*** Records for this task ***

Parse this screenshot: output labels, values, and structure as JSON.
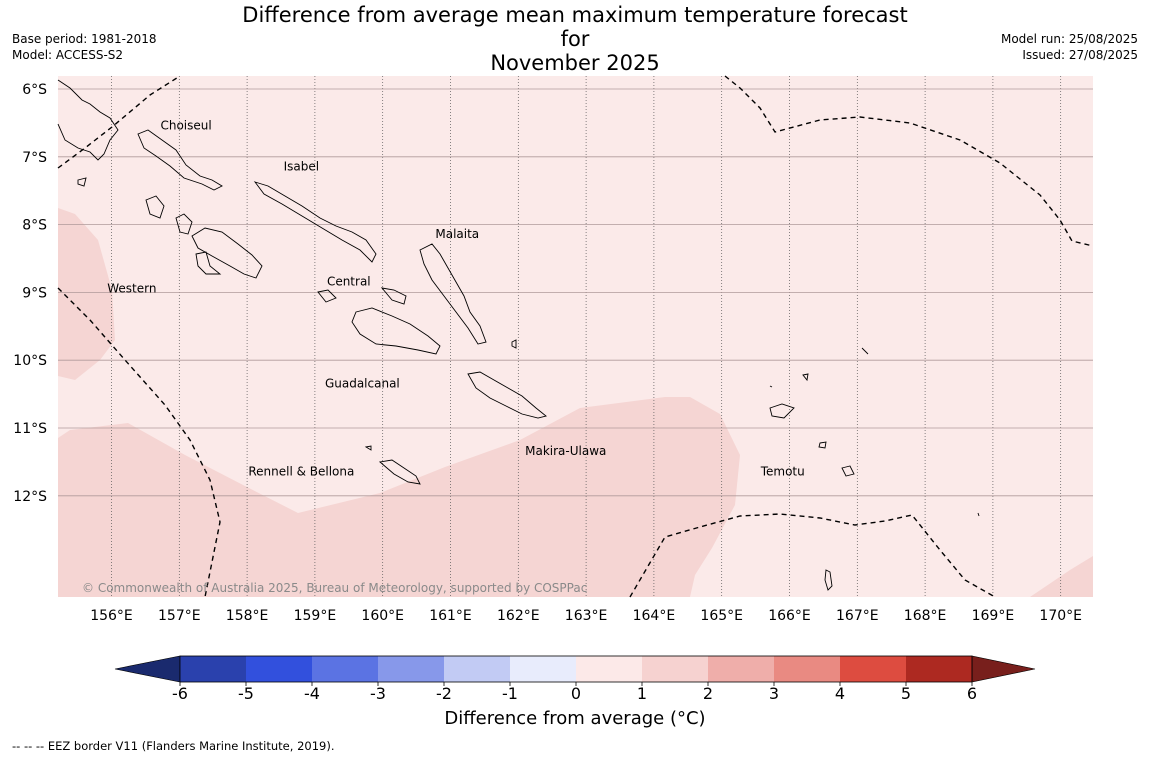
{
  "title_line1": "Difference from average mean maximum temperature forecast for",
  "title_line2": "November 2025",
  "base_period": "Base period: 1981-2018",
  "model": "Model: ACCESS-S2",
  "model_run": "Model run: 25/08/2025",
  "issued": "Issued: 27/08/2025",
  "copyright": "© Commonwealth of Australia 2025, Bureau of Meteorology, supported by COSPPac",
  "footnote": "--  --  -- EEZ border V11 (Flanders Marine Institute, 2019).",
  "map": {
    "lat_labels": [
      "6°S",
      "7°S",
      "8°S",
      "9°S",
      "10°S",
      "11°S",
      "12°S"
    ],
    "lat_values": [
      -6,
      -7,
      -8,
      -9,
      -10,
      -11,
      -12
    ],
    "lon_labels": [
      "156°E",
      "157°E",
      "158°E",
      "159°E",
      "160°E",
      "161°E",
      "162°E",
      "163°E",
      "164°E",
      "165°E",
      "166°E",
      "167°E",
      "168°E",
      "169°E",
      "170°E"
    ],
    "lon_values": [
      156,
      157,
      158,
      159,
      160,
      161,
      162,
      163,
      164,
      165,
      166,
      167,
      168,
      169,
      170
    ],
    "extent": {
      "lon_min": 155.2,
      "lon_max": 170.5,
      "lat_min": -13.5,
      "lat_max": -5.8
    },
    "provinces": [
      {
        "name": "Choiseul",
        "lon": 157.1,
        "lat": -6.6
      },
      {
        "name": "Isabel",
        "lon": 158.8,
        "lat": -7.2
      },
      {
        "name": "Malaita",
        "lon": 161.1,
        "lat": -8.2
      },
      {
        "name": "Western",
        "lon": 156.3,
        "lat": -9.0
      },
      {
        "name": "Central",
        "lon": 159.5,
        "lat": -8.9
      },
      {
        "name": "Guadalcanal",
        "lon": 159.7,
        "lat": -10.4
      },
      {
        "name": "Makira-Ulawa",
        "lon": 162.7,
        "lat": -11.4
      },
      {
        "name": "Temotu",
        "lon": 165.9,
        "lat": -11.7
      },
      {
        "name": "Rennell & Bellona",
        "lon": 158.8,
        "lat": -11.7
      }
    ],
    "shading": {
      "background_class": "0 to 1",
      "background_color": "#fbeae9",
      "patch_class": "1 to 2",
      "patch_color": "#f5d5d3"
    }
  },
  "colorbar": {
    "title": "Difference from average (°C)",
    "ticks": [
      "-6",
      "-5",
      "-4",
      "-3",
      "-2",
      "-1",
      "0",
      "1",
      "2",
      "3",
      "4",
      "5",
      "6"
    ],
    "colors": [
      "#27368c",
      "#2a41ad",
      "#3250dd",
      "#5b73e3",
      "#8798ea",
      "#c2cbf4",
      "#e8ecfc",
      "#fce9e8",
      "#f6d2d0",
      "#efaeaa",
      "#e98a82",
      "#dd4c40",
      "#ad2921",
      "#781f1c"
    ],
    "under_color": "#1a2a6e",
    "over_color": "#781f1c"
  }
}
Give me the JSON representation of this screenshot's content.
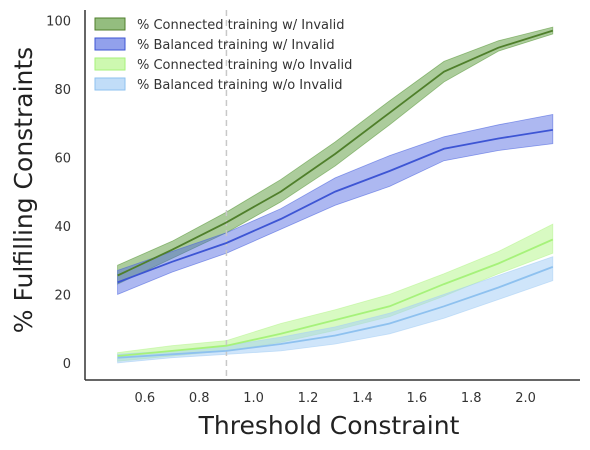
{
  "chart_data": {
    "type": "line",
    "title": "",
    "xlabel": "Threshold Constraint",
    "ylabel": "% Fulfilling Constraints",
    "xlim": [
      0.38,
      2.2
    ],
    "ylim": [
      -5,
      103
    ],
    "xticks": [
      0.6,
      0.8,
      1.0,
      1.2,
      1.4,
      1.6,
      1.8,
      2.0
    ],
    "yticks": [
      0,
      20,
      40,
      60,
      80,
      100
    ],
    "xtick_labels": [
      "0.6",
      "0.8",
      "1.0",
      "1.2",
      "1.4",
      "1.6",
      "1.8",
      "2.0"
    ],
    "ytick_labels": [
      "0",
      "20",
      "40",
      "60",
      "80",
      "100"
    ],
    "grid": false,
    "legend_position": "top-left",
    "vline": {
      "x": 0.9,
      "style": "dashed",
      "color": "#c8c8c8"
    },
    "x": [
      0.5,
      0.7,
      0.9,
      1.1,
      1.3,
      1.5,
      1.7,
      1.9,
      2.1
    ],
    "series": [
      {
        "name": "% Connected training w/ Invalid",
        "line_color": "#4f7f2b",
        "fill_color": "#5a9a3a",
        "fill_opacity": 0.5,
        "values": [
          25.5,
          33,
          41,
          50,
          61,
          73,
          85,
          92,
          97
        ],
        "lower": [
          23,
          30.5,
          38,
          47,
          57.5,
          69.5,
          82,
          91,
          96
        ],
        "upper": [
          28.5,
          35.5,
          44,
          53.5,
          64.5,
          76.5,
          88,
          94,
          98
        ]
      },
      {
        "name": "% Balanced training w/ Invalid",
        "line_color": "#3d55d4",
        "fill_color": "#4a62e0",
        "fill_opacity": 0.45,
        "values": [
          23.5,
          29.5,
          35,
          42,
          50,
          56,
          62.5,
          65.5,
          68
        ],
        "lower": [
          20,
          26.5,
          32,
          39,
          46,
          51.5,
          59,
          62,
          64
        ],
        "upper": [
          27,
          32.5,
          38,
          45,
          54,
          60.5,
          66,
          69.5,
          72.5
        ]
      },
      {
        "name": "% Connected training w/o Invalid",
        "line_color": "#a6f27a",
        "fill_color": "#b8f58f",
        "fill_opacity": 0.55,
        "values": [
          2,
          3.5,
          5,
          8.5,
          12.5,
          16.5,
          23,
          29,
          36
        ],
        "lower": [
          0.5,
          2,
          3.5,
          6,
          9.5,
          13.5,
          19.5,
          26,
          32
        ],
        "upper": [
          3,
          5,
          6.5,
          11.5,
          15.5,
          20,
          26,
          32.5,
          40.5
        ]
      },
      {
        "name": "% Balanced training w/o Invalid",
        "line_color": "#8ec1ef",
        "fill_color": "#a7cff5",
        "fill_opacity": 0.55,
        "values": [
          1.5,
          2.5,
          3.5,
          5.5,
          8,
          11.5,
          16.5,
          22,
          28
        ],
        "lower": [
          0,
          1.5,
          2.5,
          3.5,
          5.5,
          8.5,
          13,
          18.5,
          24
        ],
        "upper": [
          2.5,
          3.5,
          5,
          7.5,
          10.5,
          14.5,
          20,
          25.5,
          31
        ]
      }
    ]
  }
}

***

→ **Task goal**: Search the entries for the word "average" and copy every line that has it.

→ **Final result**:
  "title_line1": "Difference from average mean maximum temperature forecast for",
    "title": "Difference from average (°C)",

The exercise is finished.